→ **Dataset records**:
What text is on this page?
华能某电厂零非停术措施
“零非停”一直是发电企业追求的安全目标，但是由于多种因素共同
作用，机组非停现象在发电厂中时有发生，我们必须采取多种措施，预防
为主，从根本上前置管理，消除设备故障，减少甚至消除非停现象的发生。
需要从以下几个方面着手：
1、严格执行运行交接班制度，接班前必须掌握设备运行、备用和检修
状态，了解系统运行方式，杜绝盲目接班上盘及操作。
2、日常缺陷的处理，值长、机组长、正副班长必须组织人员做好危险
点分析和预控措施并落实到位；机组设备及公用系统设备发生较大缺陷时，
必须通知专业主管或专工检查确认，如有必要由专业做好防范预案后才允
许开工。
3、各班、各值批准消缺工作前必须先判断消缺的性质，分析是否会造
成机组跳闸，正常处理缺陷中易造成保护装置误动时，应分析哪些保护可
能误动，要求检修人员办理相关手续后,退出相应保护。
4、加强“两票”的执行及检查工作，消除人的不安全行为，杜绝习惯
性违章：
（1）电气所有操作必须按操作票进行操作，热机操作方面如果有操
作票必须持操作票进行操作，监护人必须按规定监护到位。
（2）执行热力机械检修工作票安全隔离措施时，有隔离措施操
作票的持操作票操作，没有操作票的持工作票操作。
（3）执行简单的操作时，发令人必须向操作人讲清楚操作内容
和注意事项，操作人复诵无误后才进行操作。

→ **GIVEN INSTRUCTION**: Copy out the data shown above without altering anything.

→ **WRITTEN RESPONSE**:
What text is on this page?
华能某电厂零非停术措施
“零非停”一直是发电企业追求的安全目标，但是由于多种因素共同
作用，机组非停现象在发电厂中时有发生，我们必须采取多种措施，预防
为主，从根本上前置管理，消除设备故障，减少甚至消除非停现象的发生。
需要从以下几个方面着手：
1、严格执行运行交接班制度，接班前必须掌握设备运行、备用和检修
状态，了解系统运行方式，杜绝盲目接班上盘及操作。
2、日常缺陷的处理，值长、机组长、正副班长必须组织人员做好危险
点分析和预控措施并落实到位；机组设备及公用系统设备发生较大缺陷时，
必须通知专业主管或专工检查确认，如有必要由专业做好防范预案后才允
许开工。
3、各班、各值批准消缺工作前必须先判断消缺的性质，分析是否会造
成机组跳闸，正常处理缺陷中易造成保护装置误动时，应分析哪些保护可
能误动，要求检修人员办理相关手续后,退出相应保护。
4、加强“两票”的执行及检查工作，消除人的不安全行为，杜绝习惯
性违章：
（1）电气所有操作必须按操作票进行操作，热机操作方面如果有操
作票必须持操作票进行操作，监护人必须按规定监护到位。
（2）执行热力机械检修工作票安全隔离措施时，有隔离措施操
作票的持操作票操作，没有操作票的持工作票操作。
（3）执行简单的操作时，发令人必须向操作人讲清楚操作内容
和注意事项，操作人复诵无误后才进行操作。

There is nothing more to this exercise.